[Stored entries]
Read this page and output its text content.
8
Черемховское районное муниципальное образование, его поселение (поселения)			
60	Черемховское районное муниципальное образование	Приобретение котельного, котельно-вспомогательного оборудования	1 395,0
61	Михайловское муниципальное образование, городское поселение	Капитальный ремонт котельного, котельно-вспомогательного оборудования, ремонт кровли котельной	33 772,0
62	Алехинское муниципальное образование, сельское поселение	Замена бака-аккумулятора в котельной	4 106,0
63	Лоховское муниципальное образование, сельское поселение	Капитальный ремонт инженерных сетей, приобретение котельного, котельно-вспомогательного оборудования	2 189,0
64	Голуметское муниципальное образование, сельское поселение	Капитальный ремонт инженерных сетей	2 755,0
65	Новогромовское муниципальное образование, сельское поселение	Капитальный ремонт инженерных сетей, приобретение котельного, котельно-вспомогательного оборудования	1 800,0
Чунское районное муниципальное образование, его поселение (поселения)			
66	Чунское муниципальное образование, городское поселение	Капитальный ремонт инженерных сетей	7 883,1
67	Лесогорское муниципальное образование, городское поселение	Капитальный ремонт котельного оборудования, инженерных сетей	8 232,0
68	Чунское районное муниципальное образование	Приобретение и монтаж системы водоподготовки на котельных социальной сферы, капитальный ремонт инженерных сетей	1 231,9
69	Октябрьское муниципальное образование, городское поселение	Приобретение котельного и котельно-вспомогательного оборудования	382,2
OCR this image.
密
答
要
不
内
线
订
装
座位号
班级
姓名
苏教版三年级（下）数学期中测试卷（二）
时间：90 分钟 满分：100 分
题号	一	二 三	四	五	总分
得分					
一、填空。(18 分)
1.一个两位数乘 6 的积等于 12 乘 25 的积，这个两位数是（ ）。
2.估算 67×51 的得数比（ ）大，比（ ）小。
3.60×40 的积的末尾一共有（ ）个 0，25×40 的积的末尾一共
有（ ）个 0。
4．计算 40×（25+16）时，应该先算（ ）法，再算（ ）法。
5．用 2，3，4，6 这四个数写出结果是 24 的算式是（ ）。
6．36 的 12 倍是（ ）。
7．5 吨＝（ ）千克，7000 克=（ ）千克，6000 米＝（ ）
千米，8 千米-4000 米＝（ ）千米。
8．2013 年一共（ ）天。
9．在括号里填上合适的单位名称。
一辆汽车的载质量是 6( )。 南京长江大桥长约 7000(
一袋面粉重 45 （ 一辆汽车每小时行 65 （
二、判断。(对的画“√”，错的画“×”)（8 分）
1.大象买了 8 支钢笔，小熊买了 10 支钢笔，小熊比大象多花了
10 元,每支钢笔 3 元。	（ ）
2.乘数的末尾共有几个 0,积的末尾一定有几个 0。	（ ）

• [Set exercise] Each line from the one containing "OCR this image." through the end of the entries, both included, is to be returned exactly, with no other lines.

• [Complete output]
OCR this image.
密
答
要
不
内
线
订
装
座位号
班级
姓名
苏教版三年级（下）数学期中测试卷（二）
时间：90 分钟 满分：100 分
题号	一	二 三	四	五	总分
得分					
一、填空。(18 分)
1.一个两位数乘 6 的积等于 12 乘 25 的积，这个两位数是（ ）。
2.估算 67×51 的得数比（ ）大，比（ ）小。
3.60×40 的积的末尾一共有（ ）个 0，25×40 的积的末尾一共
有（ ）个 0。
4．计算 40×（25+16）时，应该先算（ ）法，再算（ ）法。
5．用 2，3，4，6 这四个数写出结果是 24 的算式是（ ）。
6．36 的 12 倍是（ ）。
7．5 吨＝（ ）千克，7000 克=（ ）千克，6000 米＝（ ）
千米，8 千米-4000 米＝（ ）千米。
8．2013 年一共（ ）天。
9．在括号里填上合适的单位名称。
一辆汽车的载质量是 6( )。 南京长江大桥长约 7000(
一袋面粉重 45 （ 一辆汽车每小时行 65 （
二、判断。(对的画“√”，错的画“×”)（8 分）
1.大象买了 8 支钢笔，小熊买了 10 支钢笔，小熊比大象多花了
10 元,每支钢笔 3 元。	（ ）
2.乘数的末尾共有几个 0,积的末尾一定有几个 0。	（ ）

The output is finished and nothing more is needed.